> **Vorliegender Text**
%%

Der Markt der Dachbegrünung entwickle sich rasant, sagt Dieter Schenk. Entsprechend sei auch Zinco in den vergangenen Jahren stark gewachsen. Zahlen möchte der Geschäftsführer nicht nennen. Das Unternehmen bietet Dachbegrünungssysteme sowie integrierte Dachbegrünungs- und Solarlösungen an und gilt als eines der weltweit führenden Unternehmen und Pionier auf diesem Gebiet. Zinco ist in Europa, Asien sowie Nord- und Südamerika aktiv.

Begrünung fürs Holzparkhaus

Vor allem, wenn es um das Thema Klimafolgenanpassung gehe, „stehen wir mit unseren Systemaufbauten mittendrin“, sagt Schenk. Man arbeite hier direkt mit Architekten und Stadtplanern zusammen. Ein spektakuläres aktuelles Projekt ist zum Beispiel „The Line“ in Saudi-Arabien. Dort soll in der Wüste auf einer Fläche von 34 Quadratkilometern eine Stadt für neun Millionen Menschen entstehen, die ohne Autos, Straßen und Kohlendioxidemissionen auskommen soll. Zinco ist hier beratend beim Thema Begrünung beteiligt. In Donaueschingen ist das Nürtinger Unternehmen Partner eines Projekts mit dem örtlichen Sportverein SSC. Der möchte mit seinem neu gebauten Vereinsheim 100 Prozent des Regenwassers für die Bewässerung des Gründachs und für die WC-Spülung nutzen. Und auch hier im Verbreitungsgebiet unserer Zeitung gibt es ein aktuelles Projekt: Beim neuen Holzparkhaus in Wendlingen sorgt Zinco für die Dachbegrünung in Kombination mit Photovoltaik.

%%

> **Aufgaben**
a) Gib im Text über Zinco die Stelle von „Der Markt der“ bis „und Südamerika aktiv.“ noch einmal wieder und tausche dabei „rasant“ gegen „dynamisch“ aus.
b) Wie groß ist laut dem Text über Zinco die Fläche, auf der „The Line“ entstehen soll?
c) Übersetze den Satz „Zinco ist in Europa, Asien sowie Nord- und Südamerika aktiv.“ aus dem Text über Zinco ins Englische.

> **Daten**
%%

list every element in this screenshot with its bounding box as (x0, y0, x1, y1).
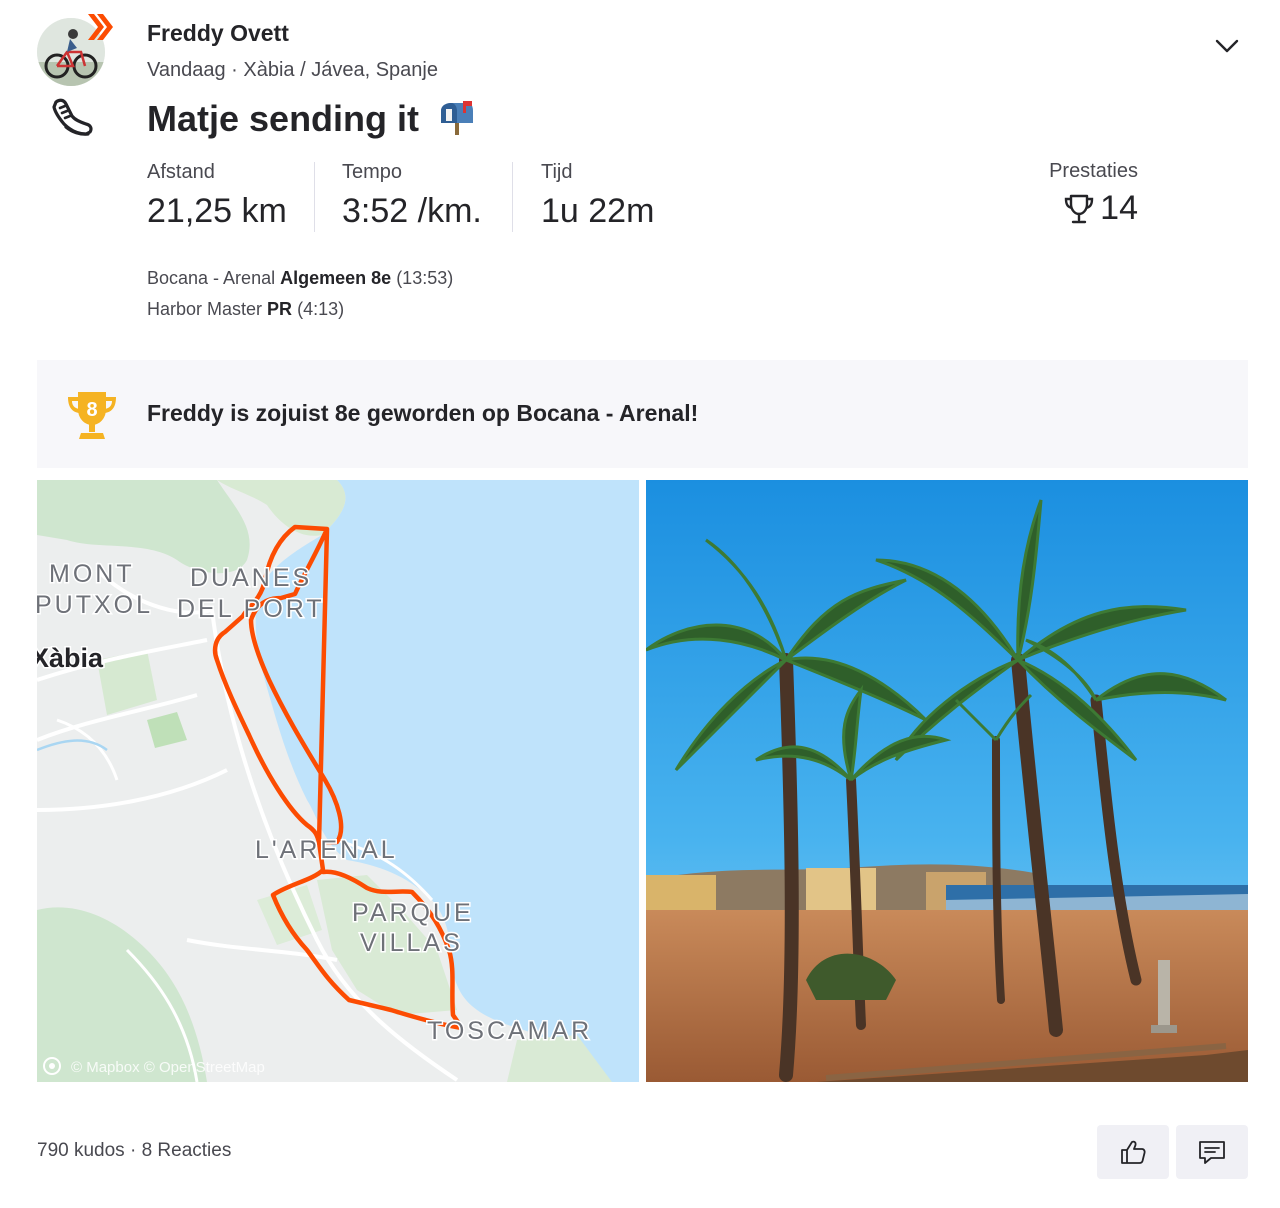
activity-title[interactable]: Matje sending it (147, 98, 475, 140)
trophy-icon (1064, 194, 1094, 223)
achievements-label: Prestaties (1049, 160, 1138, 182)
segment-row[interactable]: Bocana - Arenal Algemeen 8e (13:53) (147, 263, 453, 294)
meta-separator: · (231, 59, 238, 81)
stat-divider (512, 162, 513, 232)
social-separator: · (129, 1140, 137, 1161)
add-comment-button[interactable] (1176, 1125, 1248, 1179)
map-label-arenal: L'ARENAL (255, 836, 398, 864)
segment-row[interactable]: Harbor Master PR (4:13) (147, 294, 453, 325)
achievements-count: 14 (1100, 189, 1138, 227)
activity-title-text: Matje sending it (147, 98, 420, 139)
segment-time: (4:13) (297, 299, 345, 319)
activity-photo[interactable] (646, 480, 1248, 1082)
thumbs-up-icon (1121, 1140, 1146, 1164)
segment-efforts: Bocana - Arenal Algemeen 8e (13:53) Harb… (147, 263, 453, 325)
stat-time-label: Tijd (541, 161, 573, 183)
map-label-duanes: DUANES (190, 564, 312, 592)
gold-trophy-icon: 8 (68, 392, 116, 439)
comment-icon (1199, 1141, 1225, 1164)
trophy-rank: 8 (86, 399, 97, 421)
stat-time: Tijd 1u 22m (541, 161, 654, 231)
map-label-del-port: DEL PORT (177, 595, 325, 623)
achievements-value: 14 (1030, 189, 1138, 228)
map-label-parque: PARQUE (352, 899, 474, 927)
running-shoe-icon (52, 98, 93, 136)
kudos-count[interactable]: 790 kudos (37, 1140, 125, 1161)
map-label-villas: VILLAS (360, 929, 463, 957)
map-attribution[interactable]: © Mapbox © OpenStreetMap (71, 1059, 265, 1076)
segment-time: (13:53) (396, 268, 454, 288)
achievements[interactable]: Prestaties 14 (1030, 160, 1138, 228)
activity-date: Vandaag (147, 59, 226, 81)
segment-result: Algemeen 8e (280, 268, 392, 288)
segment-result: PR (267, 299, 293, 319)
map-label-xabia: Xàbia (37, 643, 104, 673)
segment-name: Bocana - Arenal (147, 268, 276, 288)
route-map[interactable]: MONT PUTXOL DUANES DEL PORT L'ARENAL PAR… (37, 480, 639, 1082)
stat-pace: Tempo 3:52 /km. (342, 161, 482, 231)
stat-distance: Afstand 21,25 km (147, 161, 287, 231)
stat-distance-value: 21,25 km (147, 192, 287, 230)
subscriber-chevron-icon (88, 14, 113, 40)
comments-count[interactable]: 8 Reacties (142, 1140, 232, 1161)
stat-distance-label: Afstand (147, 161, 215, 183)
give-kudos-button[interactable] (1097, 1125, 1169, 1179)
map-label-putxol: PUTXOL (37, 591, 153, 619)
stat-divider (314, 162, 315, 232)
stat-pace-value: 3:52 /km. (342, 192, 482, 230)
stat-pace-label: Tempo (342, 161, 403, 183)
activity-meta: Vandaag · Xàbia / Jávea, Spanje (147, 59, 438, 82)
achievement-banner: 8 Freddy is zojuist 8e geworden op Bocan… (37, 360, 1248, 468)
map-label-toscamar: TOSCAMAR (427, 1017, 592, 1045)
chevron-down-icon[interactable] (1211, 32, 1243, 60)
activity-location: Xàbia / Jávea, Spanje (243, 59, 438, 81)
map-label-mont: MONT (49, 560, 135, 588)
mailbox-icon (441, 101, 474, 135)
banner-text: Freddy is zojuist 8e geworden op Bocana … (147, 400, 699, 426)
athlete-name[interactable]: Freddy Ovett (147, 20, 289, 47)
stat-time-value: 1u 22m (541, 192, 655, 230)
social-summary: 790 kudos · 8 Reacties (37, 1140, 231, 1162)
segment-name: Harbor Master (147, 299, 263, 319)
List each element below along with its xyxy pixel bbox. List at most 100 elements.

%%

> **Lösungen der Reihe nach**
a)
Der Markt der Dachbegrünung entwickle sich dynamisch, sagt Dieter Schenk. Entsprechend sei auch Zinco in den vergangenen Jahren stark gewachsen. Zahlen möchte der Geschäftsführer nicht nennen. Das Unternehmen bietet Dachbegrünungssysteme sowie integrierte Dachbegrünungs- und Solarlösungen an und gilt als eines der weltweit führenden Unternehmen und Pionier auf diesem Gebiet. Zinco ist in Europa, Asien sowie Nord- und Südamerika aktiv.

b) 34 Quadratkilometer.

c) Zinco is active in Europe, Asia, and North and South America.